> **What is being asked**: Find and copy each line of the records where the string "down" shows up.

> **Given data**:
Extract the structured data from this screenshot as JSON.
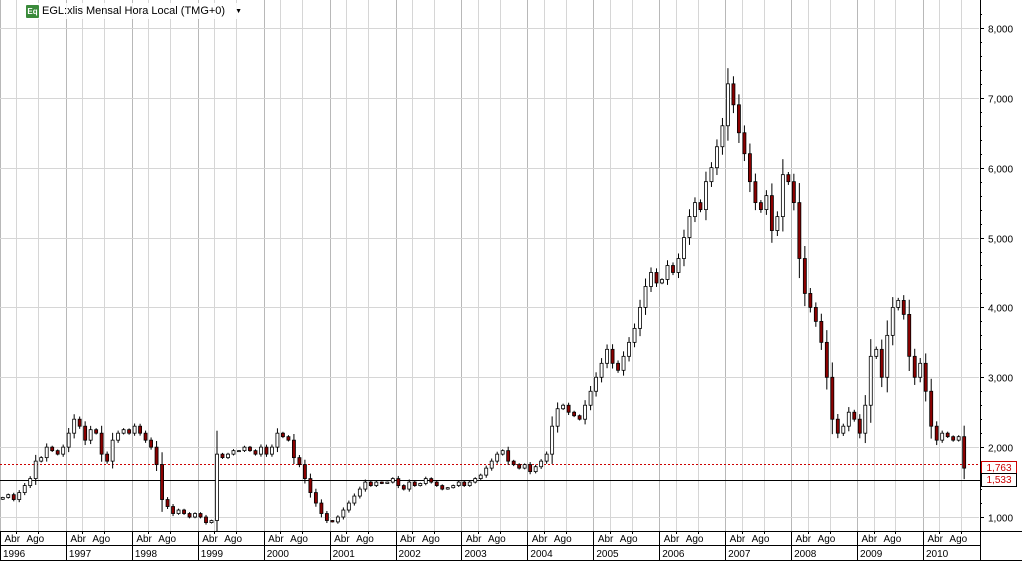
{
  "legend": {
    "icon": "Eq",
    "title": "EGL:xlis Mensal Hora Local (TMG+0)",
    "dropdown_icon": "caret-down-icon"
  },
  "price_labels": {
    "upper": {
      "value": "1,763",
      "color": "#cc0000"
    },
    "lower": {
      "value": "1,533",
      "color": "#000000"
    }
  },
  "chart_data": {
    "type": "candlestick",
    "interval": "monthly",
    "y_axis": {
      "position": "right",
      "range": [
        0.8,
        8.4
      ],
      "ticks": [
        "1,000",
        "2,000",
        "3,000",
        "4,000",
        "5,000",
        "6,000",
        "7,000",
        "8,000"
      ],
      "tick_values": [
        1,
        2,
        3,
        4,
        5,
        6,
        7,
        8
      ]
    },
    "x_range": [
      1996.0,
      2010.85
    ],
    "years": [
      "1996",
      "1997",
      "1998",
      "1999",
      "2000",
      "2001",
      "2002",
      "2003",
      "2004",
      "2005",
      "2006",
      "2007",
      "2008",
      "2009",
      "2010"
    ],
    "month_labels": [
      "Abr",
      "Ago"
    ],
    "grid": true,
    "reference_lines": [
      {
        "value": 1.763,
        "style": "dotted",
        "color": "#cc0000"
      },
      {
        "value": 1.533,
        "style": "solid",
        "color": "#000000"
      }
    ],
    "colors": {
      "up": "#ffffff",
      "down": "#8b0000",
      "wick": "#000000",
      "grid": "#c0c0c0"
    },
    "monthly_close": [
      1.28,
      1.32,
      1.25,
      1.35,
      1.45,
      1.55,
      1.8,
      1.85,
      2.0,
      1.95,
      1.9,
      2.0,
      2.2,
      2.4,
      2.3,
      2.1,
      2.25,
      2.2,
      1.9,
      1.8,
      2.1,
      2.2,
      2.25,
      2.2,
      2.3,
      2.2,
      2.1,
      2.0,
      1.75,
      1.25,
      1.15,
      1.05,
      1.1,
      1.05,
      1.0,
      1.05,
      1.0,
      0.92,
      0.95,
      1.9,
      1.85,
      1.9,
      1.95,
      1.95,
      2.0,
      1.95,
      1.9,
      2.0,
      1.9,
      2.0,
      2.2,
      2.15,
      2.1,
      1.85,
      1.75,
      1.55,
      1.35,
      1.2,
      1.05,
      0.95,
      0.93,
      1.0,
      1.1,
      1.2,
      1.3,
      1.4,
      1.5,
      1.45,
      1.5,
      1.48,
      1.5,
      1.55,
      1.45,
      1.4,
      1.5,
      1.45,
      1.48,
      1.55,
      1.5,
      1.45,
      1.4,
      1.42,
      1.45,
      1.5,
      1.45,
      1.5,
      1.55,
      1.6,
      1.7,
      1.8,
      1.9,
      1.95,
      1.8,
      1.75,
      1.7,
      1.75,
      1.65,
      1.72,
      1.8,
      1.9,
      2.3,
      2.55,
      2.6,
      2.5,
      2.45,
      2.4,
      2.6,
      2.8,
      3.0,
      3.2,
      3.4,
      3.2,
      3.1,
      3.3,
      3.5,
      3.7,
      4.0,
      4.3,
      4.5,
      4.35,
      4.4,
      4.6,
      4.5,
      4.7,
      5.0,
      5.3,
      5.5,
      5.4,
      5.8,
      6.0,
      6.3,
      6.6,
      7.2,
      6.9,
      6.5,
      6.2,
      5.8,
      5.5,
      5.4,
      5.6,
      5.1,
      5.3,
      5.9,
      5.8,
      5.5,
      4.7,
      4.2,
      4.0,
      3.8,
      3.5,
      3.0,
      2.4,
      2.2,
      2.3,
      2.5,
      2.4,
      2.2,
      2.6,
      3.3,
      3.4,
      3.0,
      3.6,
      4.0,
      4.1,
      3.9,
      3.3,
      3.0,
      3.2,
      2.8,
      2.3,
      2.1,
      2.2,
      2.15,
      2.1,
      2.15,
      1.7
    ]
  }
}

> **Solved exercise**:
    "dropdown_icon": "caret-down-icon"
      "down": "#8b0000",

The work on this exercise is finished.